### [Exercise data]
▬▬▬
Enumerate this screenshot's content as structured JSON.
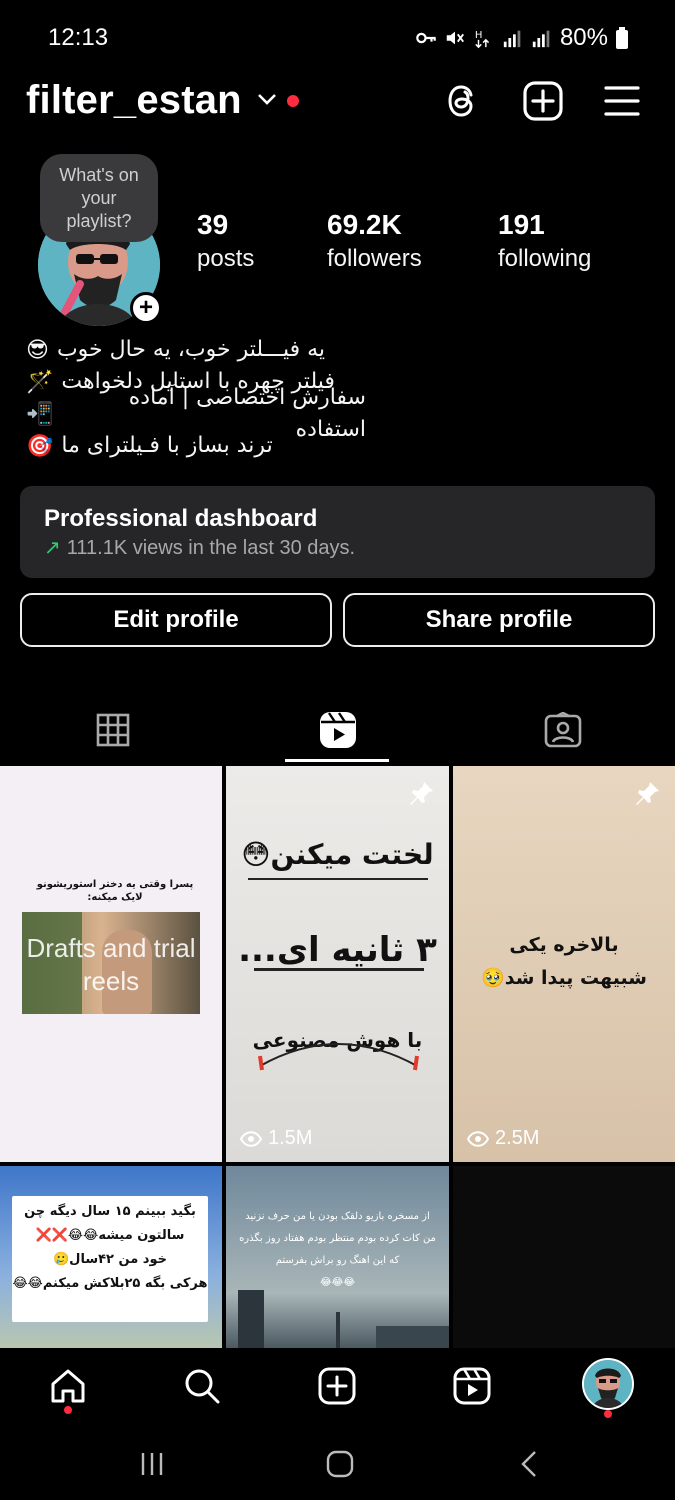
{
  "status_bar": {
    "time": "12:13",
    "battery": "80%",
    "icons": [
      "key-icon",
      "mute-icon",
      "data-icon",
      "signal-icon",
      "signal-icon",
      "battery-icon"
    ]
  },
  "header": {
    "username": "filter_estan",
    "icons": [
      "threads-icon",
      "create-icon",
      "menu-icon"
    ]
  },
  "note": {
    "text": "What's on your playlist?"
  },
  "stats": [
    {
      "value": "39",
      "label": "posts"
    },
    {
      "value": "69.2K",
      "label": "followers"
    },
    {
      "value": "191",
      "label": "following"
    }
  ],
  "bio": [
    {
      "text": "یه فیـــلتر خوب، یه حال خوب",
      "emoji": "😎"
    },
    {
      "text": "فیلتر چهره با استایل دلخواهت",
      "emoji": "🪄"
    },
    {
      "text": "سفارش اختصاصی | آماده استفاده",
      "emoji": "📲"
    },
    {
      "text": "ترند بساز با فـیلترای ما",
      "emoji": "🎯"
    }
  ],
  "dashboard": {
    "title": "Professional dashboard",
    "subtitle": "111.1K views in the last 30 days."
  },
  "buttons": {
    "edit": "Edit profile",
    "share": "Share profile"
  },
  "tabs": [
    "grid-icon",
    "reels-icon",
    "tagged-icon"
  ],
  "grid": {
    "cell1": {
      "caption": "پسرا وقتی یه دختر استوریشونو لایک میکنه:",
      "overlay": "Drafts and trial reels"
    },
    "cell2": {
      "line1": "لختت میکنن😳",
      "line2": "۳ ثانیه ای...",
      "line3": "با هوش مصنوعی",
      "views": "1.5M"
    },
    "cell3": {
      "line1": "بالاخره یکی",
      "line2": "شبیهت پیدا شد🥹",
      "views": "2.5M"
    },
    "cell4": {
      "line1": "بگید ببینم ۱۵ سال دیگه چن",
      "line2": "سالتون میشه😂😂❌❌",
      "line3": "خود من ۴۲سال🥲",
      "line4": "هرکی بگه ۲۵بلاکش میکنم😂😂"
    },
    "cell5": {
      "line1": "از مسخره بازیو دلقک بودن یا من حرف نزنید",
      "line2": "من کات کرده بودم منتظر بودم هفتاد روز بگذره",
      "line3": "که این اهنگ رو براش بفرستم",
      "line4": "😂😂😂"
    }
  },
  "nav": [
    "home-icon",
    "search-icon",
    "create-icon",
    "reels-icon",
    "profile-avatar"
  ],
  "system_nav": [
    "recents-icon",
    "home-button-icon",
    "back-icon"
  ]
}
▬▬▬
### [Exercise directions]
Write out the material above again, word for word, minus its pictures.

### [Right answer]
Enumerate this screenshot's content as structured JSON.
{
  "status_bar": {
    "time": "12:13",
    "battery": "80%",
    "icons": [
      "key-icon",
      "mute-icon",
      "data-icon",
      "signal-icon",
      "signal-icon",
      "battery-icon"
    ]
  },
  "header": {
    "username": "filter_estan",
    "icons": [
      "threads-icon",
      "create-icon",
      "menu-icon"
    ]
  },
  "note": {
    "text": "What's on your playlist?"
  },
  "stats": [
    {
      "value": "39",
      "label": "posts"
    },
    {
      "value": "69.2K",
      "label": "followers"
    },
    {
      "value": "191",
      "label": "following"
    }
  ],
  "bio": [
    {
      "text": "یه فیـــلتر خوب، یه حال خوب",
      "emoji": "😎"
    },
    {
      "text": "فیلتر چهره با استایل دلخواهت",
      "emoji": "🪄"
    },
    {
      "text": "سفارش اختصاصی | آماده استفاده",
      "emoji": "📲"
    },
    {
      "text": "ترند بساز با فـیلترای ما",
      "emoji": "🎯"
    }
  ],
  "dashboard": {
    "title": "Professional dashboard",
    "subtitle": "111.1K views in the last 30 days."
  },
  "buttons": {
    "edit": "Edit profile",
    "share": "Share profile"
  },
  "tabs": [
    "grid-icon",
    "reels-icon",
    "tagged-icon"
  ],
  "grid": {
    "cell1": {
      "caption": "پسرا وقتی یه دختر استوریشونو لایک میکنه:",
      "overlay": "Drafts and trial reels"
    },
    "cell2": {
      "line1": "لختت میکنن😳",
      "line2": "۳ ثانیه ای...",
      "line3": "با هوش مصنوعی",
      "views": "1.5M"
    },
    "cell3": {
      "line1": "بالاخره یکی",
      "line2": "شبیهت پیدا شد🥹",
      "views": "2.5M"
    },
    "cell4": {
      "line1": "بگید ببینم ۱۵ سال دیگه چن",
      "line2": "سالتون میشه😂😂❌❌",
      "line3": "خود من ۴۲سال🥲",
      "line4": "هرکی بگه ۲۵بلاکش میکنم😂😂"
    },
    "cell5": {
      "line1": "از مسخره بازیو دلقک بودن یا من حرف نزنید",
      "line2": "من کات کرده بودم منتظر بودم هفتاد روز بگذره",
      "line3": "که این اهنگ رو براش بفرستم",
      "line4": "😂😂😂"
    }
  },
  "nav": [
    "home-icon",
    "search-icon",
    "create-icon",
    "reels-icon",
    "profile-avatar"
  ],
  "system_nav": [
    "recents-icon",
    "home-button-icon",
    "back-icon"
  ]
}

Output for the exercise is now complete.